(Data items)
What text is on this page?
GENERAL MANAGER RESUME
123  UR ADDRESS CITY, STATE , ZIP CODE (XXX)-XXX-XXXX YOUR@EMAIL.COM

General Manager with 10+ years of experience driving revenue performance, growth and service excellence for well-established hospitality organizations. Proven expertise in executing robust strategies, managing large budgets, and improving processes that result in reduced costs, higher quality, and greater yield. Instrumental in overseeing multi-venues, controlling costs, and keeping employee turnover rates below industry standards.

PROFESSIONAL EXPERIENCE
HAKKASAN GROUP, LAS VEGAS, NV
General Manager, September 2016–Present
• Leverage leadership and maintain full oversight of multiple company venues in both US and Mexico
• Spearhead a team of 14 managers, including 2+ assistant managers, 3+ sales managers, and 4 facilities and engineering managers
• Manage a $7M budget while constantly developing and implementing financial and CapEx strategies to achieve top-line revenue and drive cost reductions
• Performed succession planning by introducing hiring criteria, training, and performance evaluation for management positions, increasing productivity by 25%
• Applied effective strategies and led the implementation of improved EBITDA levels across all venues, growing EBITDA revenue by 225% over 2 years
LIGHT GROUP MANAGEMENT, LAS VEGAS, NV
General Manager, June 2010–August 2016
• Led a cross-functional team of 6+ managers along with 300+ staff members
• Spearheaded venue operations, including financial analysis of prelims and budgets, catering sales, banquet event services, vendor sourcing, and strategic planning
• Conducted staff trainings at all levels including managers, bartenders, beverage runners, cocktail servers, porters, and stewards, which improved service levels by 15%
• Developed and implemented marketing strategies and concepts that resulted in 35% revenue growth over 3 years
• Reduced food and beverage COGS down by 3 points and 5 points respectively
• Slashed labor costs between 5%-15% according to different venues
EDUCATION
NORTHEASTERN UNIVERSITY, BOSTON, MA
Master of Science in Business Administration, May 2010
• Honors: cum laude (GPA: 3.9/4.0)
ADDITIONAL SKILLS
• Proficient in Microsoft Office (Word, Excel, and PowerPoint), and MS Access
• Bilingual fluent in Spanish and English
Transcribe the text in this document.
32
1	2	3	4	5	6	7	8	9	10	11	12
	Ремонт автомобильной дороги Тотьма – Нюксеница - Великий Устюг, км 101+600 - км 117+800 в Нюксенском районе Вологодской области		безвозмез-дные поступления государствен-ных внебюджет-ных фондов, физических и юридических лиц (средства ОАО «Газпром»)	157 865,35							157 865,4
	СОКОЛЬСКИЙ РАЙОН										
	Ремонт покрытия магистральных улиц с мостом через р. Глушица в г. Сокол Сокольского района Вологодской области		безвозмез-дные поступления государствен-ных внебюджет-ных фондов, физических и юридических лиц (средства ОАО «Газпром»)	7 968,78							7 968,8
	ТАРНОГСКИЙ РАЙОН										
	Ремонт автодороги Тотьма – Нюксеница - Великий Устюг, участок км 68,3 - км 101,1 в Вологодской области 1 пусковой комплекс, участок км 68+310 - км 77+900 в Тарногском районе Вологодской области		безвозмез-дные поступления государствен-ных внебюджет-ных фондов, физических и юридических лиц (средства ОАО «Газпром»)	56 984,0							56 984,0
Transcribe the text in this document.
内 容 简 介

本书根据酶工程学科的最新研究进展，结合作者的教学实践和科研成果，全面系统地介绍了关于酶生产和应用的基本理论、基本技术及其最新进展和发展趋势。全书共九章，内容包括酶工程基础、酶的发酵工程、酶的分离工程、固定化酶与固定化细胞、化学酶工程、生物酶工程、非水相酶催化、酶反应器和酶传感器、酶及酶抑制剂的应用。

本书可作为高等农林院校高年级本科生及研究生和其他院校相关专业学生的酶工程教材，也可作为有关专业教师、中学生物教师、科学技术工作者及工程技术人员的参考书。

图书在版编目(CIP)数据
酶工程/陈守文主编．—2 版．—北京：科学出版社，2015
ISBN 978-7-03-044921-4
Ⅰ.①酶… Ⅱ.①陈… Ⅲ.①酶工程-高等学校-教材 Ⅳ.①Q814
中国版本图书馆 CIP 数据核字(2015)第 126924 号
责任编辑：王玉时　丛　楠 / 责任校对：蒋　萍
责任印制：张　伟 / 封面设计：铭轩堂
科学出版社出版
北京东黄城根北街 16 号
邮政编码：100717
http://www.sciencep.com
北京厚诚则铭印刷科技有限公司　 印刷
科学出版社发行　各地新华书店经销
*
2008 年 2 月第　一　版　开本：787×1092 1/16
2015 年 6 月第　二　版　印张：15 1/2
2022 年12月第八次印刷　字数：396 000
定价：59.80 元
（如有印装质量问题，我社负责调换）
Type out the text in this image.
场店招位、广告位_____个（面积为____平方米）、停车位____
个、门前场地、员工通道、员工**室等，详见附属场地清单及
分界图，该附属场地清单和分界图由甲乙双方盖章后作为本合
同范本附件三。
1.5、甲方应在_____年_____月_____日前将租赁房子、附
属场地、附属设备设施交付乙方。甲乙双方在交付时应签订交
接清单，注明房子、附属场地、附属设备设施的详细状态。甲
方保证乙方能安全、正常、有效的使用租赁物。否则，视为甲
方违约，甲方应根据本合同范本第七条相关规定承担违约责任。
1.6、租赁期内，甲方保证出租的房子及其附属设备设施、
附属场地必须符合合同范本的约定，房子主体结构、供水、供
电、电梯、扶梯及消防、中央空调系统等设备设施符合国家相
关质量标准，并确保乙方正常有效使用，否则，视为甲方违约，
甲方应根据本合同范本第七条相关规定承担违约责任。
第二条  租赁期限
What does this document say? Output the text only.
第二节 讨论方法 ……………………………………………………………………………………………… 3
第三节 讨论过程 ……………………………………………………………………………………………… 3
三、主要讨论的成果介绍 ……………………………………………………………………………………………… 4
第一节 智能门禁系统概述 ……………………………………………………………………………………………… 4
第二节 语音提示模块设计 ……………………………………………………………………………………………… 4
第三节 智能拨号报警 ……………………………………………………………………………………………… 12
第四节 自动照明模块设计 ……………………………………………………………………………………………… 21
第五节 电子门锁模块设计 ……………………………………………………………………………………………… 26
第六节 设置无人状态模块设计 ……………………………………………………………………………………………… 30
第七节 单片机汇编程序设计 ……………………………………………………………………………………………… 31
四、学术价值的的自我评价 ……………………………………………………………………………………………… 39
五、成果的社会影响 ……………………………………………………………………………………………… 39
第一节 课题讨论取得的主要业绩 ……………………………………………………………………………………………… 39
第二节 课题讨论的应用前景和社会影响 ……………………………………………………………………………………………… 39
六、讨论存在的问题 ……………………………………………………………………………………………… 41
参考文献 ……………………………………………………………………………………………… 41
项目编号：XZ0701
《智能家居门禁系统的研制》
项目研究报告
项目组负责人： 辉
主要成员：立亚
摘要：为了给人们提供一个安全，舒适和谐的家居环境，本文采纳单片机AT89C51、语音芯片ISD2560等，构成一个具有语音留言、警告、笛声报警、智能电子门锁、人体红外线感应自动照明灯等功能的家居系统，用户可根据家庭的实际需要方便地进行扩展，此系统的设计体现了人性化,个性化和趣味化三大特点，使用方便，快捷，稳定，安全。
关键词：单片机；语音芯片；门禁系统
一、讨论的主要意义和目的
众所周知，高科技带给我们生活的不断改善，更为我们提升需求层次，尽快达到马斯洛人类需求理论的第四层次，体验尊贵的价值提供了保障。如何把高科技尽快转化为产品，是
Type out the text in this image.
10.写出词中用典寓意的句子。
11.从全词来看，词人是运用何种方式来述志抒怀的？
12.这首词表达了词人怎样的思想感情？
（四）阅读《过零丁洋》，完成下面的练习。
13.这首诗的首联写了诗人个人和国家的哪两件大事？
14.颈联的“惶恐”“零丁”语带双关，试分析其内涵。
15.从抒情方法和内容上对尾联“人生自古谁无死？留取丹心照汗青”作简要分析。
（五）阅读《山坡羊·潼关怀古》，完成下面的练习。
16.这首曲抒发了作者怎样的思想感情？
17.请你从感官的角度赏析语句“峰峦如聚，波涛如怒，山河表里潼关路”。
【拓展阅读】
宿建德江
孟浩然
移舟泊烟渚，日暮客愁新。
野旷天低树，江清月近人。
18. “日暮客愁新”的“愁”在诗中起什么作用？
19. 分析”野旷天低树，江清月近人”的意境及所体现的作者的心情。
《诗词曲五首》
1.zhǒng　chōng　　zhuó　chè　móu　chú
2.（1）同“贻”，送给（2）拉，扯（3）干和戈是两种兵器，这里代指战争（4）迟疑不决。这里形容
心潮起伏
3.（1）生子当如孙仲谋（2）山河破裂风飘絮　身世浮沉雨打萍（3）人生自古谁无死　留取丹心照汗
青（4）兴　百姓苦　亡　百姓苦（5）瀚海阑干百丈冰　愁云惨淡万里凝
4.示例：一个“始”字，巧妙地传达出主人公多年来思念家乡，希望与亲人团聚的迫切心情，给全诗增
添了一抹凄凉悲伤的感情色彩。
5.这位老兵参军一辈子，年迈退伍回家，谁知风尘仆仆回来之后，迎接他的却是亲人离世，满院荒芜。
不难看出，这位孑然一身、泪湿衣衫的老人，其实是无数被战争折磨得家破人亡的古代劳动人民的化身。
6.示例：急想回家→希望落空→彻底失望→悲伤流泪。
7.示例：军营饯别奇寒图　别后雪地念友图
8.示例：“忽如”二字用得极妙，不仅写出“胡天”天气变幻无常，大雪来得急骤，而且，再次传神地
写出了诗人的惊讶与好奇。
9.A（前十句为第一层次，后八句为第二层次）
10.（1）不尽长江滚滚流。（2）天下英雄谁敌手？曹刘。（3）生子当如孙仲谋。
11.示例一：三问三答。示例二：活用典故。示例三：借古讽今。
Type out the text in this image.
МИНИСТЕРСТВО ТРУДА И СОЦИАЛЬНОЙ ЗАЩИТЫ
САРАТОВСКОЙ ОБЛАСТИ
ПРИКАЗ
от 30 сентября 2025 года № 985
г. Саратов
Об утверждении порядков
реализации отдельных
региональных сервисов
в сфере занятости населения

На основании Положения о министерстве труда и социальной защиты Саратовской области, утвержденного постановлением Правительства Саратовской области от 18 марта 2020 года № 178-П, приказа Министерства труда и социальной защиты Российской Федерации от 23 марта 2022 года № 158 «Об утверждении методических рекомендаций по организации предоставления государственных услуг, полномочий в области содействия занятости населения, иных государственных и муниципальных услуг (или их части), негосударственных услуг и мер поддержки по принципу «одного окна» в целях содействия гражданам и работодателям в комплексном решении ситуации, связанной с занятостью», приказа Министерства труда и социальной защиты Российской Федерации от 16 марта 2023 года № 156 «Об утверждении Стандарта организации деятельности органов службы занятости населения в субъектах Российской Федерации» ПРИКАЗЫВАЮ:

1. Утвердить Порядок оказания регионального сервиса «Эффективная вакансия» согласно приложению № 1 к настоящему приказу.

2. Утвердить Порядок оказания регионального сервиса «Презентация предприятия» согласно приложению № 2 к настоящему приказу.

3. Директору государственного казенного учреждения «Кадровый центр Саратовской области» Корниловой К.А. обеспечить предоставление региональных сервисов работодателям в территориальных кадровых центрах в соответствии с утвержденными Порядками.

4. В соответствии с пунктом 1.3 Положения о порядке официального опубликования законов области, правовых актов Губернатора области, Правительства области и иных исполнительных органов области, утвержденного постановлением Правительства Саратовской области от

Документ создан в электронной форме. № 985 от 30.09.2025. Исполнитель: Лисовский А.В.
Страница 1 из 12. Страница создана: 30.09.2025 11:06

Exercise objective >>
Find and copy every line in the entries above where the string "сервиса" occurs.

Response to the task >>
1. Утвердить Порядок оказания регионального сервиса «Эффективная вакансия» согласно приложению № 1 к настоящему приказу.
2. Утвердить Порядок оказания регионального сервиса «Презентация предприятия» согласно приложению № 2 к настоящему приказу.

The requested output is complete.